--- begin TASK DATA ---
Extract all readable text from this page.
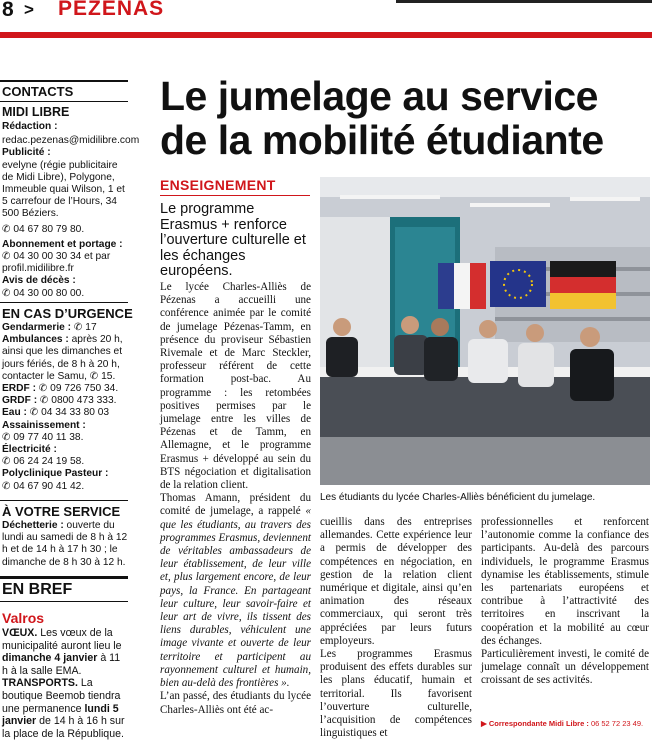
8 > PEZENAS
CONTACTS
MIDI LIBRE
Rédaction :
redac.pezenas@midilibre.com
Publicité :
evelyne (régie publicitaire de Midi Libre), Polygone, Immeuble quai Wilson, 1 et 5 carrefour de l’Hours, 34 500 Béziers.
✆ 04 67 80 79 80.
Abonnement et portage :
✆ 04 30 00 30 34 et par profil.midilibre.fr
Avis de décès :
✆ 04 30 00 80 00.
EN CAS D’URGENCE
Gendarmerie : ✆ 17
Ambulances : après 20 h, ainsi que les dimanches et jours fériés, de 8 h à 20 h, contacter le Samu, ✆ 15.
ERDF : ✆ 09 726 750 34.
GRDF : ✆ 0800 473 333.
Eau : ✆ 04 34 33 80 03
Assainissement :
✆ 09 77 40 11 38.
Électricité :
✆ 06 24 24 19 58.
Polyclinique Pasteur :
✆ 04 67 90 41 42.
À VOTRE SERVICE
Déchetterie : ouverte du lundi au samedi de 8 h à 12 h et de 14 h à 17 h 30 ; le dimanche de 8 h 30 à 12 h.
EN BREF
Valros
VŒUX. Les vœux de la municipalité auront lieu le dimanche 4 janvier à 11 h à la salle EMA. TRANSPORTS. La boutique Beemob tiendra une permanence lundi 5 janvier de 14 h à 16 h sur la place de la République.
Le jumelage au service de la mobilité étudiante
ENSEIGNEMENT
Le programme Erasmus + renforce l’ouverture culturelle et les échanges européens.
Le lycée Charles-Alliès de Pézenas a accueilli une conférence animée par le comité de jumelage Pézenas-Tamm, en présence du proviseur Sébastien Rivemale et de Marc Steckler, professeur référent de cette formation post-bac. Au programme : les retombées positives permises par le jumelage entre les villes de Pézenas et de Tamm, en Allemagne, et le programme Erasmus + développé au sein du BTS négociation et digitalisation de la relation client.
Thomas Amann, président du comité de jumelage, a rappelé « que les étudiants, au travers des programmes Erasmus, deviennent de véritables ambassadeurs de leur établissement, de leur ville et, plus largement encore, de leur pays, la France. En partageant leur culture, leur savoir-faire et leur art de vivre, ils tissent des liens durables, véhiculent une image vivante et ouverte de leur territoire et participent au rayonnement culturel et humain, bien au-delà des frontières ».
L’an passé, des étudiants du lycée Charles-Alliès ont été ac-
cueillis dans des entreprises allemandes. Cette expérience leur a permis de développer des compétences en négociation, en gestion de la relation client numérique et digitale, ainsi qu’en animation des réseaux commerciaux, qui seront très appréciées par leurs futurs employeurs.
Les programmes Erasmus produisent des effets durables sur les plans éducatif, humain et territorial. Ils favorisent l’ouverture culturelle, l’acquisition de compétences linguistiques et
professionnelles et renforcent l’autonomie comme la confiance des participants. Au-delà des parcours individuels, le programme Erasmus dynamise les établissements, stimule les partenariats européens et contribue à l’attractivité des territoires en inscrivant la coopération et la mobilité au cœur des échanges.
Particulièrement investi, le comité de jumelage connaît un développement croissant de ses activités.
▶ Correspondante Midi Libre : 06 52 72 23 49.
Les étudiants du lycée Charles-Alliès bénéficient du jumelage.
--- end TASK DATA ---
--- begin TASK DATA ---
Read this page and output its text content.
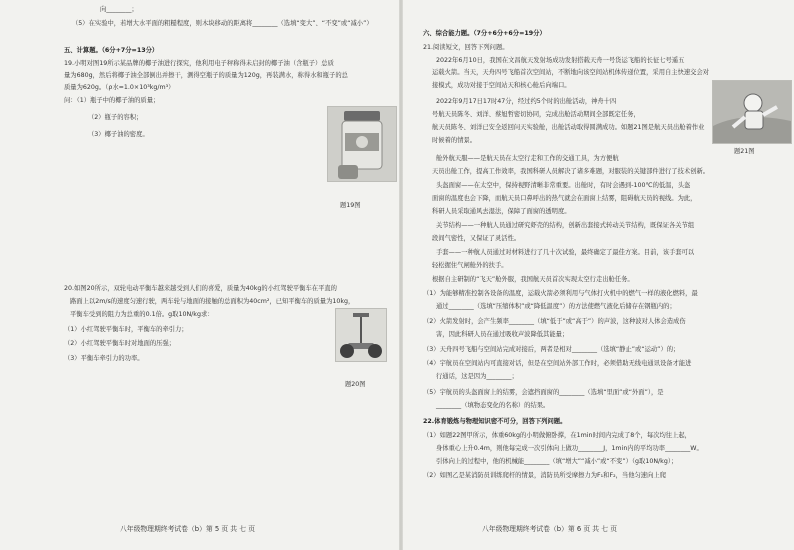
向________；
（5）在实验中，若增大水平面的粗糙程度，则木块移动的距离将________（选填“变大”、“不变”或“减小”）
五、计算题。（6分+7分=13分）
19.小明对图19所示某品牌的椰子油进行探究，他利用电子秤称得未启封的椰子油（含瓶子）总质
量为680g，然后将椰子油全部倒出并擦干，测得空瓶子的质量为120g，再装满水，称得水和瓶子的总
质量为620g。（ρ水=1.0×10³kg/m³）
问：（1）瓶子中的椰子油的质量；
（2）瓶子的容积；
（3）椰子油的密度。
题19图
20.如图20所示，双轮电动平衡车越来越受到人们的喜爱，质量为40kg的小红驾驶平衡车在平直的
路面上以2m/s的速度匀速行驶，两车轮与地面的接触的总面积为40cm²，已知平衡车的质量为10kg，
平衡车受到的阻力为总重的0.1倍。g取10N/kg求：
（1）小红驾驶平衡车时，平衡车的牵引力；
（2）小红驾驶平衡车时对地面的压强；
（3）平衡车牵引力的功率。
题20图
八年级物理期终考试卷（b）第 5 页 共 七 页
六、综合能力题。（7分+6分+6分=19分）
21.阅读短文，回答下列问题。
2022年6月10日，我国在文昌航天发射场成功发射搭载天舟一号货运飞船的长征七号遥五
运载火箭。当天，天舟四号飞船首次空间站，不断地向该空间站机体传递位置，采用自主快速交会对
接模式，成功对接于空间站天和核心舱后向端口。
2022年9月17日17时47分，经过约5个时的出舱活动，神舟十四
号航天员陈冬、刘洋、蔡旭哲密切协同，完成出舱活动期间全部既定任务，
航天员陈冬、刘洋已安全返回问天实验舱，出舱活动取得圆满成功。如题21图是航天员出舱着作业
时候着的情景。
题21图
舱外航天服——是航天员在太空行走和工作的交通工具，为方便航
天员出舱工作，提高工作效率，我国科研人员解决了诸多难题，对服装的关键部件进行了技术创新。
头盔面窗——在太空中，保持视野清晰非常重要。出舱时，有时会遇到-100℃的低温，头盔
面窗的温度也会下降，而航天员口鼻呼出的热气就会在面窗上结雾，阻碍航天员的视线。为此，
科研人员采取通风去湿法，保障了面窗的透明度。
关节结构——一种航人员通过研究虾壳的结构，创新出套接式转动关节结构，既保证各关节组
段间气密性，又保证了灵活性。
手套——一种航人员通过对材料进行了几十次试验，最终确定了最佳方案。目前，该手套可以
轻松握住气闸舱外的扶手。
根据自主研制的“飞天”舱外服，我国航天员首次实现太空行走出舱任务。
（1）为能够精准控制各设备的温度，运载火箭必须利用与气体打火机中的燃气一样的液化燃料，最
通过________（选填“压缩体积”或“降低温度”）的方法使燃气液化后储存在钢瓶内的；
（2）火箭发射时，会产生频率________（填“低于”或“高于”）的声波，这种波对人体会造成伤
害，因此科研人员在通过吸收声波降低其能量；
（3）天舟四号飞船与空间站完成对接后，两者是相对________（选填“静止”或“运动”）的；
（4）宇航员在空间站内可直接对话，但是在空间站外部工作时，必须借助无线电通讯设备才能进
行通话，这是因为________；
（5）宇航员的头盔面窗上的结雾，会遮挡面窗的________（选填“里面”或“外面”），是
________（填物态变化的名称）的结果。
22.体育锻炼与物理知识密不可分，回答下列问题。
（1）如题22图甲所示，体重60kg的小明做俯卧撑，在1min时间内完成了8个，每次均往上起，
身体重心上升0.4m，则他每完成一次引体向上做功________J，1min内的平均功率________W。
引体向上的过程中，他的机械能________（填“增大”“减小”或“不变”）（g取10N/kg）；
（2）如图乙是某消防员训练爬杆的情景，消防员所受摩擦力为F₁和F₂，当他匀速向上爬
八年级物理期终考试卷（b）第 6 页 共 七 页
--- end TASK DATA ---
WHAT TO WORK ON
Which lines hold the word "delà"? Show each one.

CORRECT RESPONSE
Thomas Amann, président du comité de jumelage, a rappelé « que les étudiants, au travers des programmes Erasmus, deviennent de véritables ambassadeurs de leur établissement, de leur ville et, plus largement encore, de leur pays, la France. En partageant leur culture, leur savoir-faire et leur art de vivre, ils tissent des liens durables, véhiculent une image vivante et ouverte de leur territoire et participent au rayonnement culturel et humain, bien au-delà des frontières ».
professionnelles et renforcent l’autonomie comme la confiance des participants. Au-delà des parcours individuels, le programme Erasmus dynamise les établissements, stimule les partenariats européens et contribue à l’attractivité des territoires en inscrivant la coopération et la mobilité au cœur des échanges.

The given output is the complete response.